EXERCISE REQUIREMENTS:
Write every line out verbatim and omit the pictures.

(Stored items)
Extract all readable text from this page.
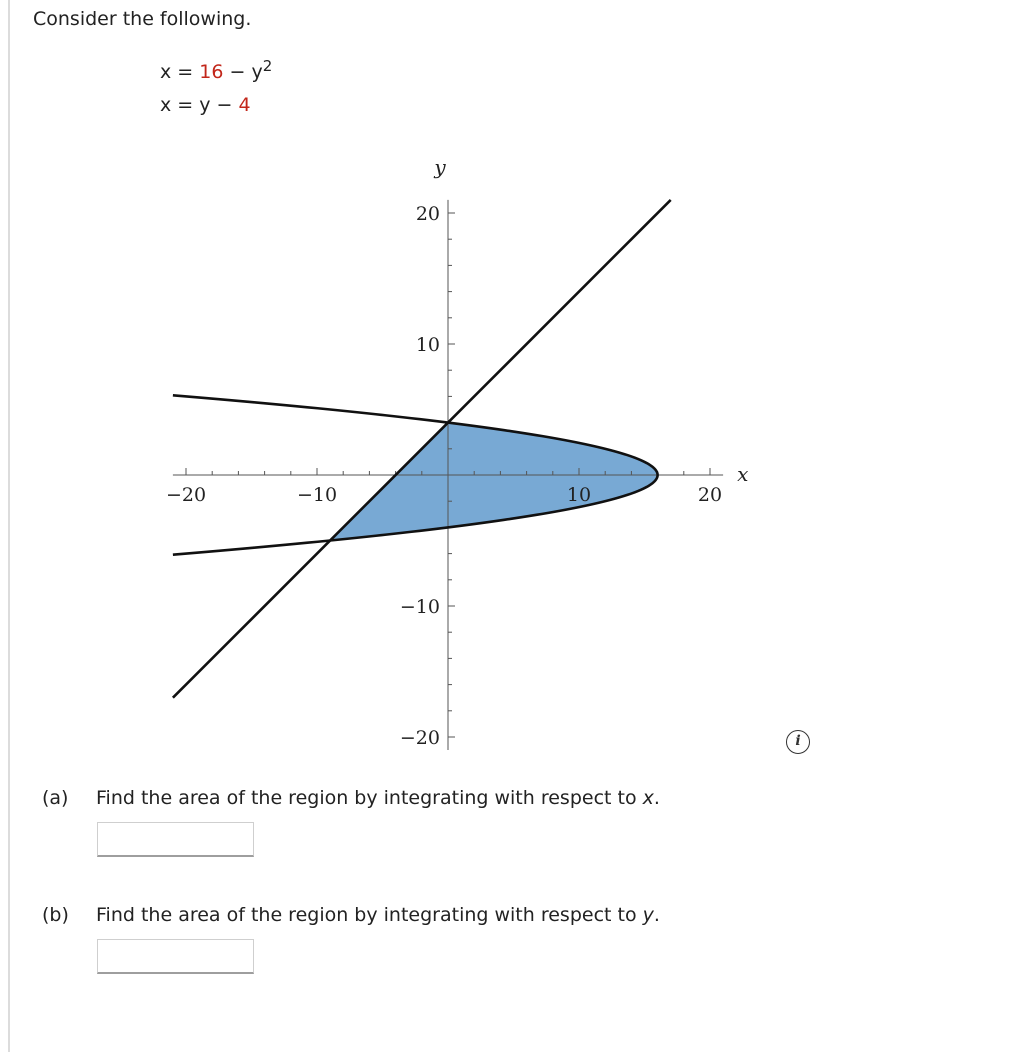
Consider the following.
$x = 16 - y^2$
x = y − 4
−20	−10	10	20
−20
−10
10
20
x
y
i
(a) Find the area of the region by integrating with respect to x.
(b) Find the area of the region by integrating with respect to y.
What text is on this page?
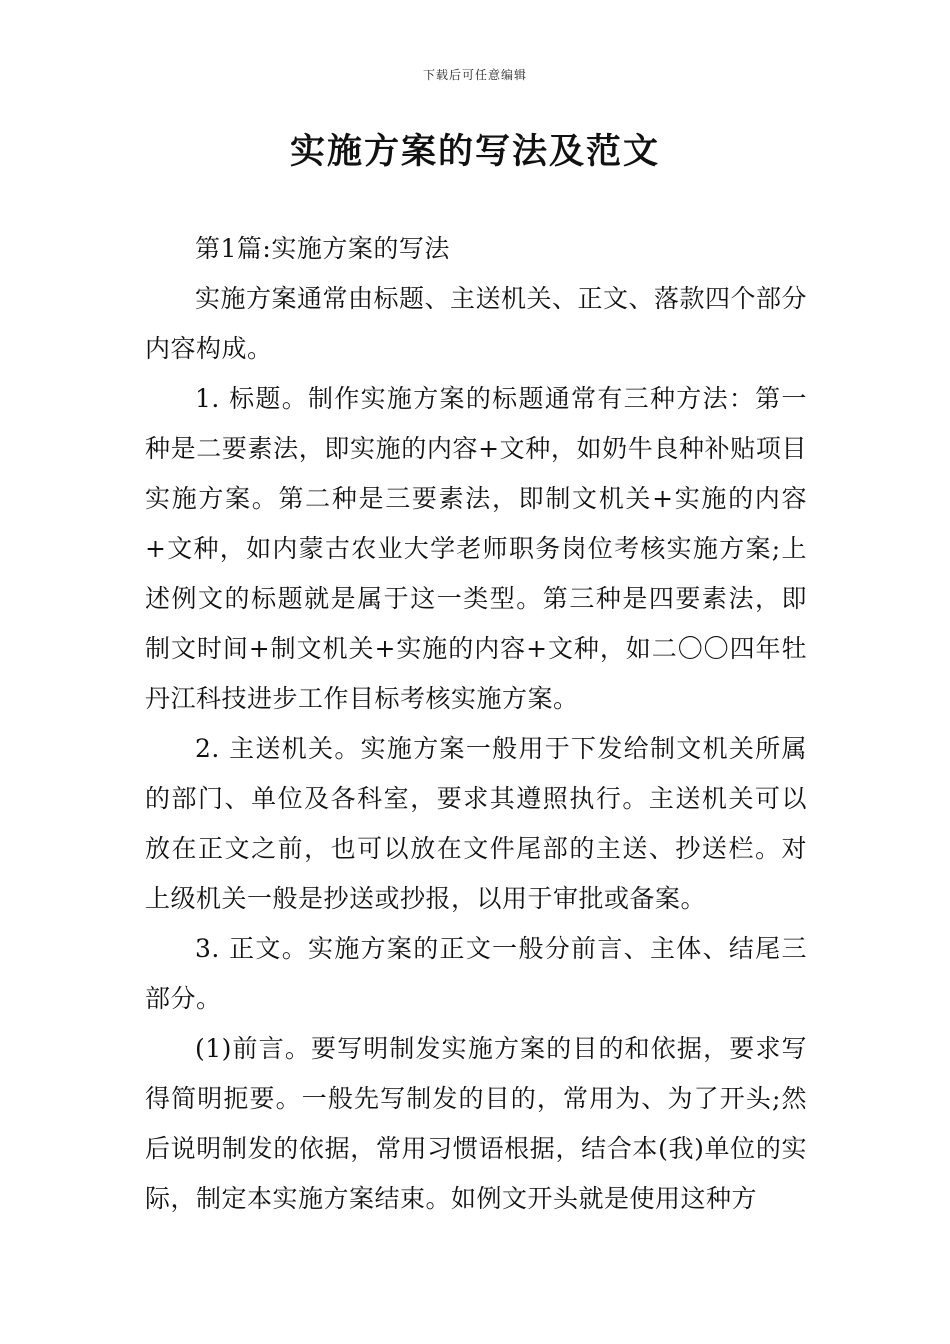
下载后可任意编辑
实施方案的写法及范文

第1篇:实施方案的写法

实施方案通常由标题、主送机关、正文、落款四个部分内容构成。

1. 标题。制作实施方案的标题通常有三种方法：第一种是二要素法，即实施的内容+文种，如奶牛良种补贴项目实施方案。第二种是三要素法，即制文机关+实施的内容+文种，如内蒙古农业大学老师职务岗位考核实施方案;上述例文的标题就是属于这一类型。第三种是四要素法，即制文时间+制文机关+实施的内容+文种，如二〇〇四年牡丹江科技进步工作目标考核实施方案。

2. 主送机关。实施方案一般用于下发给制文机关所属的部门、单位及各科室，要求其遵照执行。主送机关可以放在正文之前，也可以放在文件尾部的主送、抄送栏。对上级机关一般是抄送或抄报，以用于审批或备案。

3. 正文。实施方案的正文一般分前言、主体、结尾三部分。

(1)前言。要写明制发实施方案的目的和依据，要求写得简明扼要。一般先写制发的目的，常用为、为了开头;然后说明制发的依据，常用习惯语根据，结合本(我)单位的实际，制定本实施方案结束。如例文开头就是使用这种方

EXERCISE RESPONSE:
Extract all readable text from this page.
Consider the following.
$x = 16 - y^2$
x = y − 4
−20	−10	10	20
−20
−10
10
20
x
y
i
(a) Find the area of the region by integrating with respect to x.
(b) Find the area of the region by integrating with respect to y.
What text is on this page?
下载后可任意编辑
实施方案的写法及范文

第1篇:实施方案的写法

实施方案通常由标题、主送机关、正文、落款四个部分内容构成。

1. 标题。制作实施方案的标题通常有三种方法：第一种是二要素法，即实施的内容+文种，如奶牛良种补贴项目实施方案。第二种是三要素法，即制文机关+实施的内容+文种，如内蒙古农业大学老师职务岗位考核实施方案;上述例文的标题就是属于这一类型。第三种是四要素法，即制文时间+制文机关+实施的内容+文种，如二〇〇四年牡丹江科技进步工作目标考核实施方案。

2. 主送机关。实施方案一般用于下发给制文机关所属的部门、单位及各科室，要求其遵照执行。主送机关可以放在正文之前，也可以放在文件尾部的主送、抄送栏。对上级机关一般是抄送或抄报，以用于审批或备案。

3. 正文。实施方案的正文一般分前言、主体、结尾三部分。

(1)前言。要写明制发实施方案的目的和依据，要求写得简明扼要。一般先写制发的目的，常用为、为了开头;然后说明制发的依据，常用习惯语根据，结合本(我)单位的实际，制定本实施方案结束。如例文开头就是使用这种方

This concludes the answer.